:: Data listing ::

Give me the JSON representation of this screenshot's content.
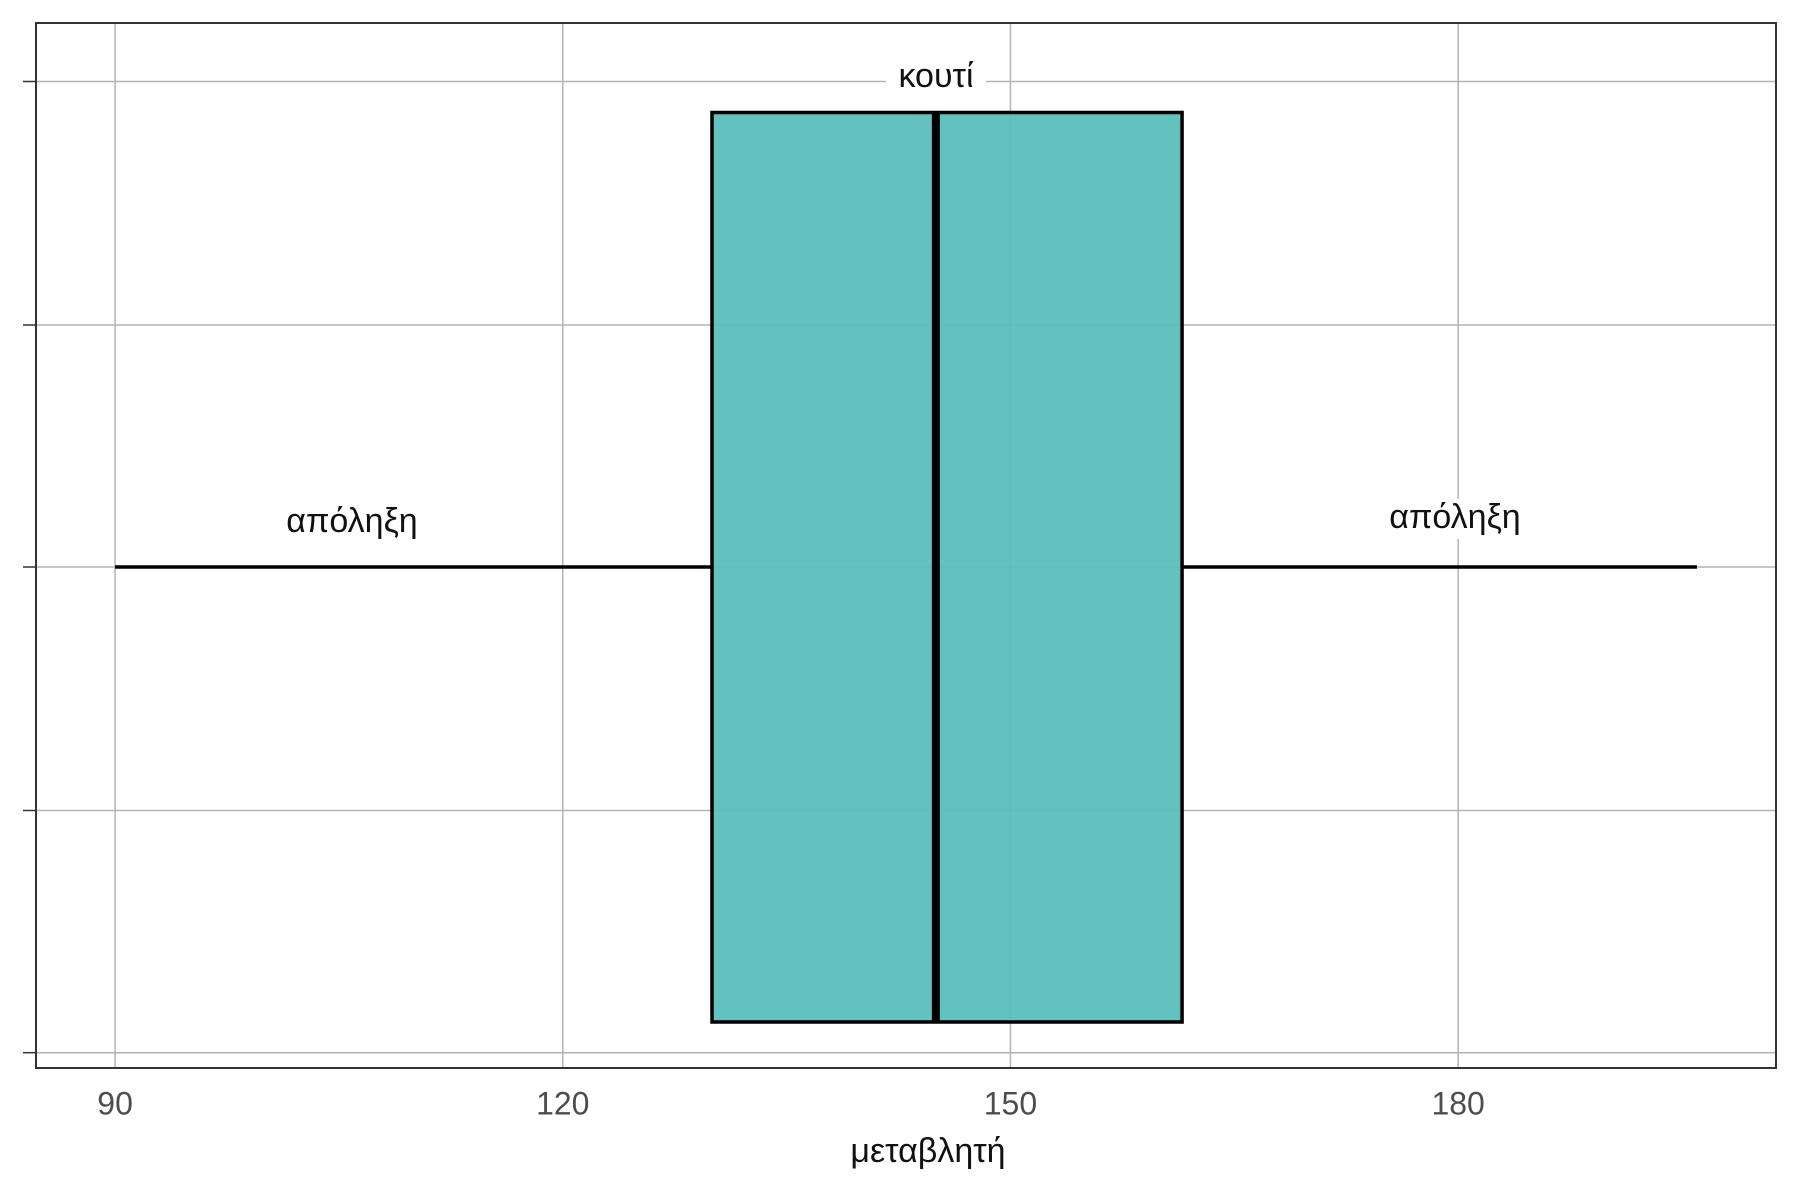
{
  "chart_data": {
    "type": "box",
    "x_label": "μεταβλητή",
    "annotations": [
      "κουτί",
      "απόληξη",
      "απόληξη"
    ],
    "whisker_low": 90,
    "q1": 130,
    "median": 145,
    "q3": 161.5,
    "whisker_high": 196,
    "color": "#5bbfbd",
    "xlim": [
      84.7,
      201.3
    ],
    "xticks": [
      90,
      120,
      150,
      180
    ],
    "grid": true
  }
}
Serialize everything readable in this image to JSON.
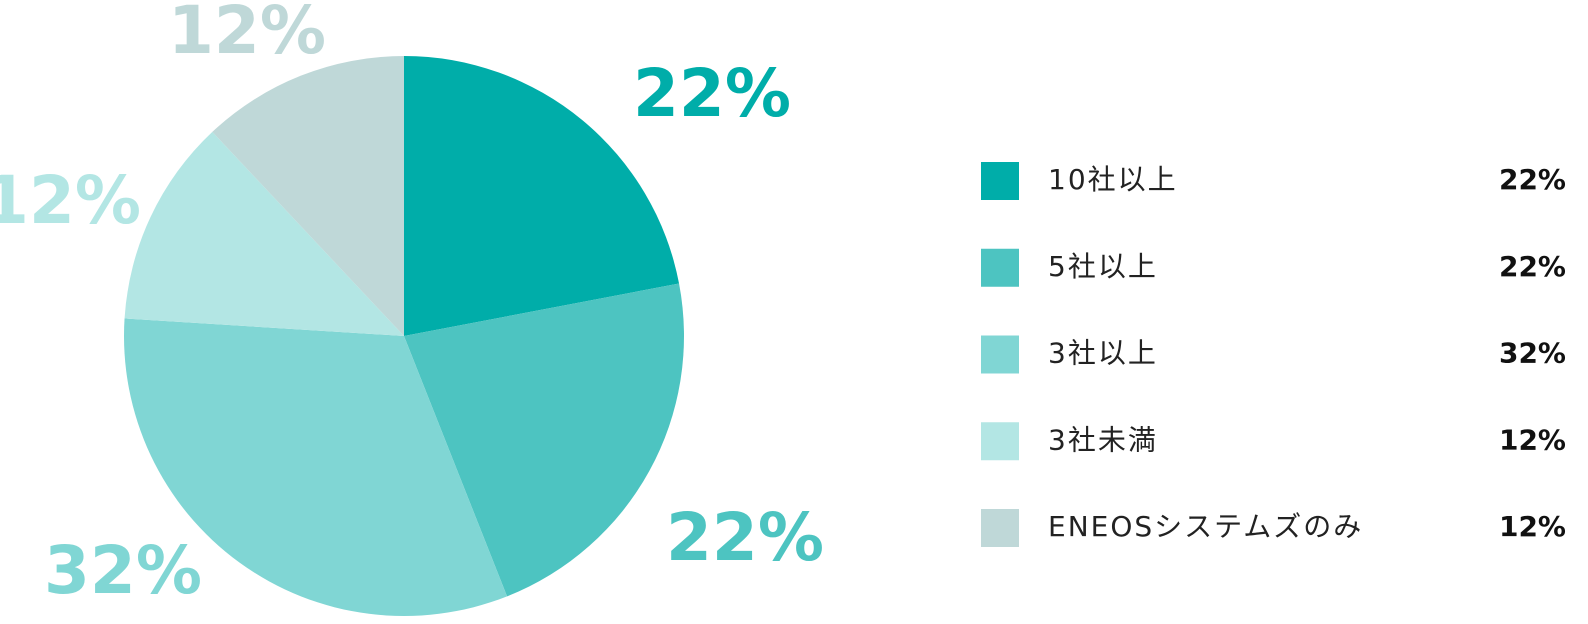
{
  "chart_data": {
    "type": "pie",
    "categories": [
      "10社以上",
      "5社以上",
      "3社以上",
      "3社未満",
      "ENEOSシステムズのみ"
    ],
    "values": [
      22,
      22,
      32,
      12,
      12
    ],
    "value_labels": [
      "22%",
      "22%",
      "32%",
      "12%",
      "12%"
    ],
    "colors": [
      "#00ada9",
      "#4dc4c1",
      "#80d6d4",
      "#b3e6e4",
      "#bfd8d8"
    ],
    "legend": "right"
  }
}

:::

**Challenge:**
List every line above that contains the word "JSON".

**Problem solution:**
Give me the JSON representation of this screenshot's content.
Serialize everything readable in this image to JSON.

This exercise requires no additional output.